§ What you will do:
Copy out all lines that hold "text".

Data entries
.....

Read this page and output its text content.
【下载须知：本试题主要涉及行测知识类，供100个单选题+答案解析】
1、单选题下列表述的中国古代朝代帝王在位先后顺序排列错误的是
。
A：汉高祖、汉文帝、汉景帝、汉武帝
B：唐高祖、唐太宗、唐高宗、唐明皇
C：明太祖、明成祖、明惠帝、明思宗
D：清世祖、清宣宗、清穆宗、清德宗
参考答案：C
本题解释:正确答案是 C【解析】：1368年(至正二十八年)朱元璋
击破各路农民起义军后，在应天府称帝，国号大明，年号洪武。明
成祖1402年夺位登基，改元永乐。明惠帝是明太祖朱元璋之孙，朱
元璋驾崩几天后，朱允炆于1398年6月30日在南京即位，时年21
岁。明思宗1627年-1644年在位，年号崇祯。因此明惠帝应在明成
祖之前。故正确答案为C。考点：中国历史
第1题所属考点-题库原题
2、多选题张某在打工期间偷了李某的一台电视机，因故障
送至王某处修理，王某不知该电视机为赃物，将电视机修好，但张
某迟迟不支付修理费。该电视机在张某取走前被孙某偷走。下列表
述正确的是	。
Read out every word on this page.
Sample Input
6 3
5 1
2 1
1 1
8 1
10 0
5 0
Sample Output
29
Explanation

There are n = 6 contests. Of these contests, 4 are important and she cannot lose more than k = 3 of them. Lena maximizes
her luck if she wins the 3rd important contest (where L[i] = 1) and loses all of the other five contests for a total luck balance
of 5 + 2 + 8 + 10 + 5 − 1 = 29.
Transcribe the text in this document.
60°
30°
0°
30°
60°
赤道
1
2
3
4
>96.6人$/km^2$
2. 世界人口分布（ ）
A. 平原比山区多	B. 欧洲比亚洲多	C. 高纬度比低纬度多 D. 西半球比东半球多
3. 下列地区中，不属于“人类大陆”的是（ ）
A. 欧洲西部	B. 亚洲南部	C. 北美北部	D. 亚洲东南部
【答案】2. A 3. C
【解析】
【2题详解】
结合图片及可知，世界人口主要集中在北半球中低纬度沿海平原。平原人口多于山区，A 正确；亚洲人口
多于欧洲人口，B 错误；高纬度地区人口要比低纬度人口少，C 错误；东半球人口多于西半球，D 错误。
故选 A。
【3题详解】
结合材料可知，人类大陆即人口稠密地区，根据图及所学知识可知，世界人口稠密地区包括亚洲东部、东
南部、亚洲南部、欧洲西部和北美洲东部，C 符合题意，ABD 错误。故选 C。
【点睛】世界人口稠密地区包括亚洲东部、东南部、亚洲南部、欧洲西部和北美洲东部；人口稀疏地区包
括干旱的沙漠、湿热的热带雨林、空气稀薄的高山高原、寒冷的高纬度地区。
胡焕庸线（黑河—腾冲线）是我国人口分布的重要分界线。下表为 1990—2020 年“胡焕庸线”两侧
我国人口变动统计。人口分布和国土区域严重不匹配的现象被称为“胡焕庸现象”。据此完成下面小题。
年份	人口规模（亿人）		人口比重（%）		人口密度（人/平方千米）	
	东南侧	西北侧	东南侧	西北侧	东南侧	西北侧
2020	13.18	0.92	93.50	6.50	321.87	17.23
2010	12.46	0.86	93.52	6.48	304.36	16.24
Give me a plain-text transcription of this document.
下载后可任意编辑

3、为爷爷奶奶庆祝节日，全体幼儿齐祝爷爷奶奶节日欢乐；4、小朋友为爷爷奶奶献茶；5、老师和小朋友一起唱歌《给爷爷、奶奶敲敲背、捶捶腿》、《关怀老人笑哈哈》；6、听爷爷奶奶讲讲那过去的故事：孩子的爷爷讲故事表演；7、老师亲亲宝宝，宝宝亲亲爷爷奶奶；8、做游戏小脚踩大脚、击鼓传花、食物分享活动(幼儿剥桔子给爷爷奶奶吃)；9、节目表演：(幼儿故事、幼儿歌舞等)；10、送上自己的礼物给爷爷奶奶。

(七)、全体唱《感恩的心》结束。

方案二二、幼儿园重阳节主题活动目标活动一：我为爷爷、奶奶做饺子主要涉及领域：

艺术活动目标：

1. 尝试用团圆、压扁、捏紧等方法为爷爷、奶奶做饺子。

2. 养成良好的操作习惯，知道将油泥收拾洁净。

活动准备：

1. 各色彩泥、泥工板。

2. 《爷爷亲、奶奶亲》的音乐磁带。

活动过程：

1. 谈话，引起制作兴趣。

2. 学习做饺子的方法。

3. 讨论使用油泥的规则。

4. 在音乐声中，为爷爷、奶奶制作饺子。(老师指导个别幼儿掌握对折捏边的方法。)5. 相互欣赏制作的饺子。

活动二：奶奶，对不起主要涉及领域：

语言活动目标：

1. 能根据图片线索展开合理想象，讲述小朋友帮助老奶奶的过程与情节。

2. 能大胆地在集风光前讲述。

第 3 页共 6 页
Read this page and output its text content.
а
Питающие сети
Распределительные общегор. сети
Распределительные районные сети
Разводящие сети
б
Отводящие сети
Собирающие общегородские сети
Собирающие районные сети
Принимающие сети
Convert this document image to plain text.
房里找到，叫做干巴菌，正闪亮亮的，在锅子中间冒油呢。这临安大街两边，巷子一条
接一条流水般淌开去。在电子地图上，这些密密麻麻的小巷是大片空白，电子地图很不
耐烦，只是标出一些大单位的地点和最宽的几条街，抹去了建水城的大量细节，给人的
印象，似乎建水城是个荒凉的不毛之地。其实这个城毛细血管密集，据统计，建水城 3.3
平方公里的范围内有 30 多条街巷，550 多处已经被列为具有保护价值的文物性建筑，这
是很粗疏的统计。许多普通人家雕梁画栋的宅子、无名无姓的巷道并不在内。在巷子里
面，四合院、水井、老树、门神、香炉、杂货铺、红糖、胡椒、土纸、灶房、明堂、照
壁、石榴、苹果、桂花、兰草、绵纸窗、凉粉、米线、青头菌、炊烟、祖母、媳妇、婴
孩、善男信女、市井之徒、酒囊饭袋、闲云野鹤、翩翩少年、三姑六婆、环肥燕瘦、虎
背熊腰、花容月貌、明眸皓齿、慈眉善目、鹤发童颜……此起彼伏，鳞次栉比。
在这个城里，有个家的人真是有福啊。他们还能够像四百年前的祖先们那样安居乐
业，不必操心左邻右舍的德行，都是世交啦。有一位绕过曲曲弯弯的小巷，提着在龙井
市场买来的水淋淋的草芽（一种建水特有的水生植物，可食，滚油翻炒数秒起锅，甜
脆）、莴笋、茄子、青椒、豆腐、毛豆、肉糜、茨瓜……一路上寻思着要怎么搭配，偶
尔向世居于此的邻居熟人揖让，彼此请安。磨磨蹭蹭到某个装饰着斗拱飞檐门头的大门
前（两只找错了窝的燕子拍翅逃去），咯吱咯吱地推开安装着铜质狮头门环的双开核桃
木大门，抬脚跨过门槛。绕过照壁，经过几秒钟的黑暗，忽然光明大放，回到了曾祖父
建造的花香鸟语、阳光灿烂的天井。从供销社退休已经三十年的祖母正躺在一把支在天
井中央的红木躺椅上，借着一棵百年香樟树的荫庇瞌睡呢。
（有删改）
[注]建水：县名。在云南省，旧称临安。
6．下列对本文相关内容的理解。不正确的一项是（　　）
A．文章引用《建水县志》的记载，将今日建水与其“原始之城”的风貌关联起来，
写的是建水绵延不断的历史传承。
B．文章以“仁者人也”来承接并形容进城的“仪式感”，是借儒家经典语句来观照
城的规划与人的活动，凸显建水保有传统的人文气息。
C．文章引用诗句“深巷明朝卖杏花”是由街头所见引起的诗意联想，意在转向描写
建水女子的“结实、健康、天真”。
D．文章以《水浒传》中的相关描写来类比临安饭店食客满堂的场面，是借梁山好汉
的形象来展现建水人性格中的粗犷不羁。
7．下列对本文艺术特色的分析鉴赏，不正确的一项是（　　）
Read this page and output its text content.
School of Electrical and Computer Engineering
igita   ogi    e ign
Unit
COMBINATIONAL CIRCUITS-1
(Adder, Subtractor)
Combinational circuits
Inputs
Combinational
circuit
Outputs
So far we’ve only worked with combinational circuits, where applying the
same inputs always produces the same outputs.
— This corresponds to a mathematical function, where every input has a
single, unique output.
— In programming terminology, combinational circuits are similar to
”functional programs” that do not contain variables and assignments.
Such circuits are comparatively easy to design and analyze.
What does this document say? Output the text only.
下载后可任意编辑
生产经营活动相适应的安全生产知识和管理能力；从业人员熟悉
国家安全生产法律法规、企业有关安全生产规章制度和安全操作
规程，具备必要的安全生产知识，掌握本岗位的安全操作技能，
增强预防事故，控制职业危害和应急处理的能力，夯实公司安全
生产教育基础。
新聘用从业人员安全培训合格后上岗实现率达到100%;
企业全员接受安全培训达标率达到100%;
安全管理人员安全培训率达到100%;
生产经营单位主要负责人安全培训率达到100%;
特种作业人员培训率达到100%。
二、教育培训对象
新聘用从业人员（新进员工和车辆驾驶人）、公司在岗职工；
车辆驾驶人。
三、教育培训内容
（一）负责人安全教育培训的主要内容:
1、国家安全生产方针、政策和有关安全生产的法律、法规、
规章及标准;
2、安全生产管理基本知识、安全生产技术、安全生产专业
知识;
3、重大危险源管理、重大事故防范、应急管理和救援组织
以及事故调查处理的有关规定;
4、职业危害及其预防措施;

.....

§ Problem solution:
Read this page and output its text content.
Transcribe the text in this document.
Give me a plain-text transcription of this document.
Read this page and output its text content.
Convert this document image to plain text.
Read this page and output its text content.
What does this document say? Output the text only.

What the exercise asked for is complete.